* _TASK STATEMENT_:
Look for the string "ylabel" in the lines and copy each line that has it.

* _RAW RECORDS_:
_ _ _ _ _ _ _

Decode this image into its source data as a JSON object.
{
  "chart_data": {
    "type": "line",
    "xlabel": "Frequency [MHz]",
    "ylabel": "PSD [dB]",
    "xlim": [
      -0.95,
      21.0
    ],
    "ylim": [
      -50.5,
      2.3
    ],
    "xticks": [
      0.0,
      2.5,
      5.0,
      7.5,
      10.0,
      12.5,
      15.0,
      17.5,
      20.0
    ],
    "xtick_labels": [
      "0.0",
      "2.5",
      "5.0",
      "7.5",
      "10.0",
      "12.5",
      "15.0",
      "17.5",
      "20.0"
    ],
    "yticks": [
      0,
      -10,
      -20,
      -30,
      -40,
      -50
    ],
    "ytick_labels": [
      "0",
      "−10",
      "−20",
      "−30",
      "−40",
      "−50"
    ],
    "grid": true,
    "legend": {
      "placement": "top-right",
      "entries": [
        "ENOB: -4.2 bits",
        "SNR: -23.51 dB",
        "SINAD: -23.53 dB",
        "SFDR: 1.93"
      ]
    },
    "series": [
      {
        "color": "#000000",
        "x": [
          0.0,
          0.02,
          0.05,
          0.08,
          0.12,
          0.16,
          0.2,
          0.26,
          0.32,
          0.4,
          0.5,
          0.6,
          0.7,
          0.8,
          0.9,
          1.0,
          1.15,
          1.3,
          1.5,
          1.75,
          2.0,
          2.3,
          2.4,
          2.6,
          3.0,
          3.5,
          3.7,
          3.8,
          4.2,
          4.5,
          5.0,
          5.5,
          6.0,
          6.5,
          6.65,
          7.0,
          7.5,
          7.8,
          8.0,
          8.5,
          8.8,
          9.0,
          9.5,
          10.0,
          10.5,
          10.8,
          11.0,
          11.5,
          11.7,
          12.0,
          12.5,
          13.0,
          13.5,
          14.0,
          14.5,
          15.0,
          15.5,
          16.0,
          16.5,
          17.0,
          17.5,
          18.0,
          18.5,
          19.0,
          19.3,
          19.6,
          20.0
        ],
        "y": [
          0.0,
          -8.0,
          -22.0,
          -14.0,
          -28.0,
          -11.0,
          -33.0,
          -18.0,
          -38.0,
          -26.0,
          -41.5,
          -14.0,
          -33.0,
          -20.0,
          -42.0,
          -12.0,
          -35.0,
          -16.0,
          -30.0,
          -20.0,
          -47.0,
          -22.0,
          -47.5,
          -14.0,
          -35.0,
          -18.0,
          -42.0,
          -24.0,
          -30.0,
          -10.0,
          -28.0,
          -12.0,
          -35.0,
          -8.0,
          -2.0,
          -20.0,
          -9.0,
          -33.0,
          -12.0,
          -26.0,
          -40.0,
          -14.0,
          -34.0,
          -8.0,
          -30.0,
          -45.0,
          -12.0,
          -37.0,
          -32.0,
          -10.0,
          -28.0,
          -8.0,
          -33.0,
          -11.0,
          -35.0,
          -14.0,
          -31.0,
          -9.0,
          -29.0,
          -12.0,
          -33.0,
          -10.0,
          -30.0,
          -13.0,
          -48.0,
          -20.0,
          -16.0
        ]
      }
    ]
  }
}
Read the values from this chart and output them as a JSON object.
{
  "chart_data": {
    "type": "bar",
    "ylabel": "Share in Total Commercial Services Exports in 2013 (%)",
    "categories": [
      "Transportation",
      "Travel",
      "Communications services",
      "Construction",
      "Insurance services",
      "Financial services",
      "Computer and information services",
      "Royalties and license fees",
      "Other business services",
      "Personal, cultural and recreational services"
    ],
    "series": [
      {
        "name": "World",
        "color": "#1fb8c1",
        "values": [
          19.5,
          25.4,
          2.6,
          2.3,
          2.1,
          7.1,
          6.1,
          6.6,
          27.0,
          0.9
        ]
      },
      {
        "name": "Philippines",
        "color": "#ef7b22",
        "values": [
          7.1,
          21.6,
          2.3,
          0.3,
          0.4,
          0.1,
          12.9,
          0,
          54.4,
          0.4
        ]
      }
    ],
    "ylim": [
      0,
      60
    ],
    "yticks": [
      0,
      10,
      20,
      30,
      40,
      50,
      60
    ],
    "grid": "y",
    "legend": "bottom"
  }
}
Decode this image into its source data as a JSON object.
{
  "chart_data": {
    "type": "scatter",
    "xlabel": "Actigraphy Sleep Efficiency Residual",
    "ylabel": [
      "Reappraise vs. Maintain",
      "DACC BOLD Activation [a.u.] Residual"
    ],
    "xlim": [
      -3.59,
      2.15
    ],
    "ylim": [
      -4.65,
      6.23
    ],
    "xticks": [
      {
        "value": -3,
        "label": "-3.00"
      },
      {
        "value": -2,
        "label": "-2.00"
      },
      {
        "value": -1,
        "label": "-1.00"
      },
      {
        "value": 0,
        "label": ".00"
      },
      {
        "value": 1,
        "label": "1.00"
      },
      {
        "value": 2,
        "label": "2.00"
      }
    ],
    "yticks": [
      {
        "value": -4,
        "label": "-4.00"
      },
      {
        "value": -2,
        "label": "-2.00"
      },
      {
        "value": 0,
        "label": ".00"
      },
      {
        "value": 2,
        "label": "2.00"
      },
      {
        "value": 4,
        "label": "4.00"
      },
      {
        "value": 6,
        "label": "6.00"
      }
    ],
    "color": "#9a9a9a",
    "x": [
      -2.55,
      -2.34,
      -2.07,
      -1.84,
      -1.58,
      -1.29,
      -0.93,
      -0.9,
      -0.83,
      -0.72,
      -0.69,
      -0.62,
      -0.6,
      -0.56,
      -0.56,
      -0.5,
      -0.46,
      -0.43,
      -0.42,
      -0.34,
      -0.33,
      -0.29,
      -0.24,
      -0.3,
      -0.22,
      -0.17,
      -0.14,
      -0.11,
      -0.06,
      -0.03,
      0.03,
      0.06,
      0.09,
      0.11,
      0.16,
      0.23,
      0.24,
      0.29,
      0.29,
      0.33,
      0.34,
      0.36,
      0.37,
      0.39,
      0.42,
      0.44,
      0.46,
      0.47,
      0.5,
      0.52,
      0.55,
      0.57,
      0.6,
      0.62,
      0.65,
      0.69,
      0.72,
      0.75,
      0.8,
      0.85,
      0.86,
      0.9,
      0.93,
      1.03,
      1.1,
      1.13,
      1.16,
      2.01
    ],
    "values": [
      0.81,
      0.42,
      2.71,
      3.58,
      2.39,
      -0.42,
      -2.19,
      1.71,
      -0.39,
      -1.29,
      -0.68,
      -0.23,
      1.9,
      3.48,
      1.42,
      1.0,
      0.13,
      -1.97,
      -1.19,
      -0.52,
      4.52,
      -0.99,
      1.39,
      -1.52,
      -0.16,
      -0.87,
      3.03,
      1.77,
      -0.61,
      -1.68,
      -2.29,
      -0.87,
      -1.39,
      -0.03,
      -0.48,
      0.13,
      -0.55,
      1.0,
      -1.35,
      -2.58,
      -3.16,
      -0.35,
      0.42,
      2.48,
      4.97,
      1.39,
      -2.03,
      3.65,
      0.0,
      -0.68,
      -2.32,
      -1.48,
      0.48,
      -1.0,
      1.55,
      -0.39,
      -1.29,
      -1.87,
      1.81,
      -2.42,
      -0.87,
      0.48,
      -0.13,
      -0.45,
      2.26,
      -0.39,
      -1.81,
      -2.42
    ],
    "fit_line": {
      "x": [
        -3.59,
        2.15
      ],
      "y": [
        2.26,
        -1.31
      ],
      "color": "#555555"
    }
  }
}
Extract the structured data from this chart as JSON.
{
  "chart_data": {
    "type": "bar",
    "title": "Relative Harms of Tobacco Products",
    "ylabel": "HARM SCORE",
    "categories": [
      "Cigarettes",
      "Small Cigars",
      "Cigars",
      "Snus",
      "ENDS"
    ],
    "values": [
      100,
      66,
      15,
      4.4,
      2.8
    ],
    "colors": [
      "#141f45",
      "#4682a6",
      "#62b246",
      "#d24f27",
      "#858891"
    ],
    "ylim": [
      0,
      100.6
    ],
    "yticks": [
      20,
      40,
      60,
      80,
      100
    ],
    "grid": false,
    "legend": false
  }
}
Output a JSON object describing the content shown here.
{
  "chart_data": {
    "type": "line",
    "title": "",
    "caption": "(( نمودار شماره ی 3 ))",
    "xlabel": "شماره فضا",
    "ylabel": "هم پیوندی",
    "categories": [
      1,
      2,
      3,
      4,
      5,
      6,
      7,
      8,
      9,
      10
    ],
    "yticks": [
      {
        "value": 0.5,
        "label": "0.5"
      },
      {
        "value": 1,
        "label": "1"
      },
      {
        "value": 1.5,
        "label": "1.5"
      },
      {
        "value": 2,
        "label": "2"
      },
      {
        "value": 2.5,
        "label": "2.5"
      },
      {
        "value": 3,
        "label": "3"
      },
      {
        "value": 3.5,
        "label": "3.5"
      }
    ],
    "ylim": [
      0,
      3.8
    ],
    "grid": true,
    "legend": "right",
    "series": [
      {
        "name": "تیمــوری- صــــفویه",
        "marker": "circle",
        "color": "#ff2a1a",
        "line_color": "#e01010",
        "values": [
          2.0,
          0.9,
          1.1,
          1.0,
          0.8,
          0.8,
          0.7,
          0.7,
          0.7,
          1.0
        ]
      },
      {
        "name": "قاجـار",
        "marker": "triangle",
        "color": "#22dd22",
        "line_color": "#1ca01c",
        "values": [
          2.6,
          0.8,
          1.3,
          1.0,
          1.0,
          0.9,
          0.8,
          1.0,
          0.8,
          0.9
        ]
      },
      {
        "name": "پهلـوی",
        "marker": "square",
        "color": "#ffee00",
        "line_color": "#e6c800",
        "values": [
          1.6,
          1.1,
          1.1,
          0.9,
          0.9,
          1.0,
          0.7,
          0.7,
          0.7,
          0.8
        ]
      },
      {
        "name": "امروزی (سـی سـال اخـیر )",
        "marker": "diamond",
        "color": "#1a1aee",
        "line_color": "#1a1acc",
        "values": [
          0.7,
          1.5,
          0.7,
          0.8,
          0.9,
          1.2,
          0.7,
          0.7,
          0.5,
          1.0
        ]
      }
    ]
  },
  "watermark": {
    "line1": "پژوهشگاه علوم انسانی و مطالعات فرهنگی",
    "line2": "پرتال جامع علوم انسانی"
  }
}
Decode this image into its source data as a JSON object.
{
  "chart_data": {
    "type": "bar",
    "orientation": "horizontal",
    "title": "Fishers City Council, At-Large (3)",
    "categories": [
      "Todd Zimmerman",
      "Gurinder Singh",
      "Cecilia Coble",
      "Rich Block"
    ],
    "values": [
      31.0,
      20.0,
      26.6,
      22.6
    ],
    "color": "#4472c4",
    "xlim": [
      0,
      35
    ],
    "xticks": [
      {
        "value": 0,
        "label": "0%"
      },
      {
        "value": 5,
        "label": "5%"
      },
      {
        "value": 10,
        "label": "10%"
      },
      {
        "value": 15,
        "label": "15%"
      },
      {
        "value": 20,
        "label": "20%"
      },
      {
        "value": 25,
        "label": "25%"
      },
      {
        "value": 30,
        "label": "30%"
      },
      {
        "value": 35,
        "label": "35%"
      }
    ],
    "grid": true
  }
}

_ _ _ _ _ _ _

* _EXERCISE OUTPUT_:
    "ylabel": "PSD [dB]",
    "ylabel": "Share in Total Commercial Services Exports in 2013 (%)",
    "ylabel": [
    "ylabel": "HARM SCORE",
    "ylabel": "هم پیوندی",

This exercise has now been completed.